Your task :: Look through the lines below and extract any with the word "усиление".

Records contained in a dataset
######
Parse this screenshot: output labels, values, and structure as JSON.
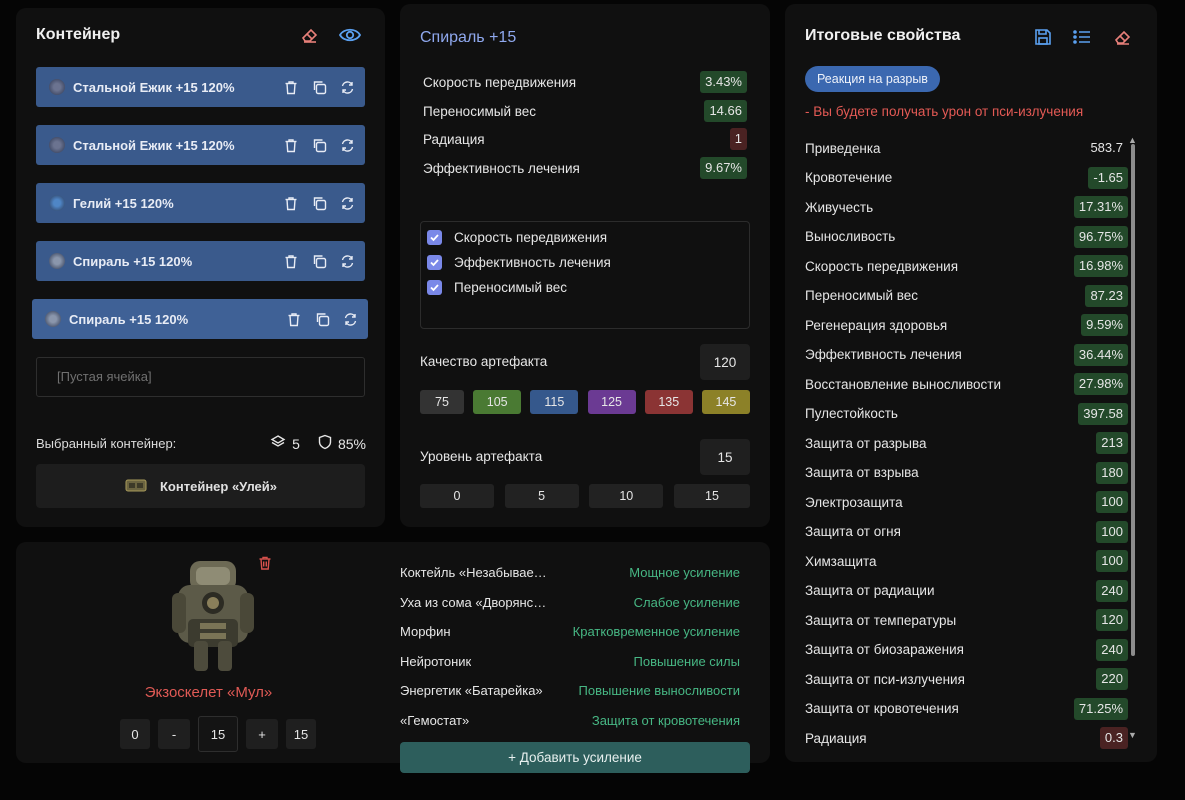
{
  "container": {
    "title": "Контейнер",
    "slots": [
      {
        "label": "Стальной Ежик +15 120%"
      },
      {
        "label": "Стальной Ежик +15 120%"
      },
      {
        "label": "Гелий +15 120%"
      },
      {
        "label": "Спираль +15 120%"
      },
      {
        "label": "Спираль +15 120%"
      }
    ],
    "empty_slot": "[Пустая ячейка]",
    "selected_label": "Выбранный контейнер:",
    "capacity": "5",
    "protection": "85%",
    "container_name": "Контейнер «Улей»"
  },
  "artifact": {
    "title": "Спираль +15",
    "props": [
      {
        "name": "Скорость передвижения",
        "value": "3.43%",
        "kind": "green"
      },
      {
        "name": "Переносимый вес",
        "value": "14.66",
        "kind": "green"
      },
      {
        "name": "Радиация",
        "value": "1",
        "kind": "red"
      },
      {
        "name": "Эффективность лечения",
        "value": "9.67%",
        "kind": "green"
      }
    ],
    "checks": [
      "Скорость передвижения",
      "Эффективность лечения",
      "Переносимый вес"
    ],
    "quality_label": "Качество артефакта",
    "quality_value": "120",
    "quality_presets": [
      {
        "label": "75",
        "color": "#333333"
      },
      {
        "label": "105",
        "color": "#4a7a33"
      },
      {
        "label": "115",
        "color": "#35588c"
      },
      {
        "label": "125",
        "color": "#6b3a93"
      },
      {
        "label": "135",
        "color": "#8b3434"
      },
      {
        "label": "145",
        "color": "#8c8128"
      }
    ],
    "level_label": "Уровень артефакта",
    "level_value": "15",
    "level_presets": [
      "0",
      "5",
      "10",
      "15"
    ]
  },
  "armor": {
    "name": "Экзоскелет «Мул»",
    "lvl_min": "0",
    "lvl_minus": "-",
    "lvl_value": "15",
    "lvl_plus": "+",
    "lvl_max": "15",
    "boosts": [
      {
        "name": "Коктейль «Незабываемый»",
        "effect": "Мощное усиление"
      },
      {
        "name": "Уха из сома «Дворянская»",
        "effect": "Слабое усиление"
      },
      {
        "name": "Морфин",
        "effect": "Кратковременное усиление"
      },
      {
        "name": "Нейротоник",
        "effect": "Повышение силы"
      },
      {
        "name": "Энергетик «Батарейка»",
        "effect": "Повышение выносливости"
      },
      {
        "name": "«Гемостат»",
        "effect": "Защита от кровотечения"
      }
    ],
    "add_boost": "+ Добавить усиление"
  },
  "summary": {
    "title": "Итоговые свойства",
    "reaction": "Реакция на разрыв",
    "warning": "- Вы будете получать урон от пси-излучения",
    "stats": [
      {
        "name": "Приведенка",
        "value": "583.7",
        "kind": "plain"
      },
      {
        "name": "Кровотечение",
        "value": "-1.65",
        "kind": "green"
      },
      {
        "name": "Живучесть",
        "value": "17.31%",
        "kind": "green"
      },
      {
        "name": "Выносливость",
        "value": "96.75%",
        "kind": "green"
      },
      {
        "name": "Скорость передвижения",
        "value": "16.98%",
        "kind": "green"
      },
      {
        "name": "Переносимый вес",
        "value": "87.23",
        "kind": "green"
      },
      {
        "name": "Регенерация здоровья",
        "value": "9.59%",
        "kind": "green"
      },
      {
        "name": "Эффективность лечения",
        "value": "36.44%",
        "kind": "green"
      },
      {
        "name": "Восстановление выносливости",
        "value": "27.98%",
        "kind": "green"
      },
      {
        "name": "Пулестойкость",
        "value": "397.58",
        "kind": "green"
      },
      {
        "name": "Защита от разрыва",
        "value": "213",
        "kind": "green"
      },
      {
        "name": "Защита от взрыва",
        "value": "180",
        "kind": "green"
      },
      {
        "name": "Электрозащита",
        "value": "100",
        "kind": "green"
      },
      {
        "name": "Защита от огня",
        "value": "100",
        "kind": "green"
      },
      {
        "name": "Химзащита",
        "value": "100",
        "kind": "green"
      },
      {
        "name": "Защита от радиации",
        "value": "240",
        "kind": "green"
      },
      {
        "name": "Защита от температуры",
        "value": "120",
        "kind": "green"
      },
      {
        "name": "Защита от биозаражения",
        "value": "240",
        "kind": "green"
      },
      {
        "name": "Защита от пси-излучения",
        "value": "220",
        "kind": "green"
      },
      {
        "name": "Защита от кровотечения",
        "value": "71.25%",
        "kind": "green"
      },
      {
        "name": "Радиация",
        "value": "0.3",
        "kind": "red"
      }
    ]
  }
}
######
Solution to the exercise ::
        "effect": "Мощное усиление"
        "effect": "Слабое усиление"
        "effect": "Кратковременное усиление"
    "add_boost": "+ Добавить усиление"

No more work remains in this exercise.